## DO THIS
Without altering anything, output the material below.

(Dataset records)
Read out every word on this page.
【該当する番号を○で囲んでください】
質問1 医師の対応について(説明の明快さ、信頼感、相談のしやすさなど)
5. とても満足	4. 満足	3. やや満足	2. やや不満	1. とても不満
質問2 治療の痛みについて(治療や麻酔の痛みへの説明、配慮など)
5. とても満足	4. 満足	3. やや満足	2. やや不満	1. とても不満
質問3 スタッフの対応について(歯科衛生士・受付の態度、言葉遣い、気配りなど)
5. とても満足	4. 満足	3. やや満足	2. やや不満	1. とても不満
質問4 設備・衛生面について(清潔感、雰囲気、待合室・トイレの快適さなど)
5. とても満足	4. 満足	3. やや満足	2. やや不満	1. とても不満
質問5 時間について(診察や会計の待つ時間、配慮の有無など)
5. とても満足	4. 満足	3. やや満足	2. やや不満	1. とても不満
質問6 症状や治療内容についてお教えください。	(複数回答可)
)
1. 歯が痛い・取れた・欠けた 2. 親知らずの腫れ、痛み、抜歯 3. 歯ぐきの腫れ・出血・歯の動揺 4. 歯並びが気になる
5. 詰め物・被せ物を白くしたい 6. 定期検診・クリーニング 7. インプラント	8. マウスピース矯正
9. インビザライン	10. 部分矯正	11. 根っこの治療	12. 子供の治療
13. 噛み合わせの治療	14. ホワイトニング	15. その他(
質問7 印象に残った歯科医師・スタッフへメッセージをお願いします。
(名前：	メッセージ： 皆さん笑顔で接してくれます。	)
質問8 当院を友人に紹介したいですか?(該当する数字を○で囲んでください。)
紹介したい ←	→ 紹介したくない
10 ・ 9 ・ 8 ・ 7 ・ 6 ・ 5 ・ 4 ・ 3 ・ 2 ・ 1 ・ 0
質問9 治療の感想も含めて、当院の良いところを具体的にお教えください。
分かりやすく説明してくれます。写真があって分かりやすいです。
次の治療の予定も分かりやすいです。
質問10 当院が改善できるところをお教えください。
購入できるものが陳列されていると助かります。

## CORRECT ANSWER
Read out every word on this page.
【該当する番号を○で囲んでください】
質問1 医師の対応について(説明の明快さ、信頼感、相談のしやすさなど)
5. とても満足	4. 満足	3. やや満足	2. やや不満	1. とても不満
質問2 治療の痛みについて(治療や麻酔の痛みへの説明、配慮など)
5. とても満足	4. 満足	3. やや満足	2. やや不満	1. とても不満
質問3 スタッフの対応について(歯科衛生士・受付の態度、言葉遣い、気配りなど)
5. とても満足	4. 満足	3. やや満足	2. やや不満	1. とても不満
質問4 設備・衛生面について(清潔感、雰囲気、待合室・トイレの快適さなど)
5. とても満足	4. 満足	3. やや満足	2. やや不満	1. とても不満
質問5 時間について(診察や会計の待つ時間、配慮の有無など)
5. とても満足	4. 満足	3. やや満足	2. やや不満	1. とても不満
質問6 症状や治療内容についてお教えください。	(複数回答可)
)
1. 歯が痛い・取れた・欠けた 2. 親知らずの腫れ、痛み、抜歯 3. 歯ぐきの腫れ・出血・歯の動揺 4. 歯並びが気になる
5. 詰め物・被せ物を白くしたい 6. 定期検診・クリーニング 7. インプラント	8. マウスピース矯正
9. インビザライン	10. 部分矯正	11. 根っこの治療	12. 子供の治療
13. 噛み合わせの治療	14. ホワイトニング	15. その他(
質問7 印象に残った歯科医師・スタッフへメッセージをお願いします。
(名前：	メッセージ： 皆さん笑顔で接してくれます。	)
質問8 当院を友人に紹介したいですか?(該当する数字を○で囲んでください。)
紹介したい ←	→ 紹介したくない
10 ・ 9 ・ 8 ・ 7 ・ 6 ・ 5 ・ 4 ・ 3 ・ 2 ・ 1 ・ 0
質問9 治療の感想も含めて、当院の良いところを具体的にお教えください。
分かりやすく説明してくれます。写真があって分かりやすいです。
次の治療の予定も分かりやすいです。
質問10 当院が改善できるところをお教えください。
購入できるものが陳列されていると助かります。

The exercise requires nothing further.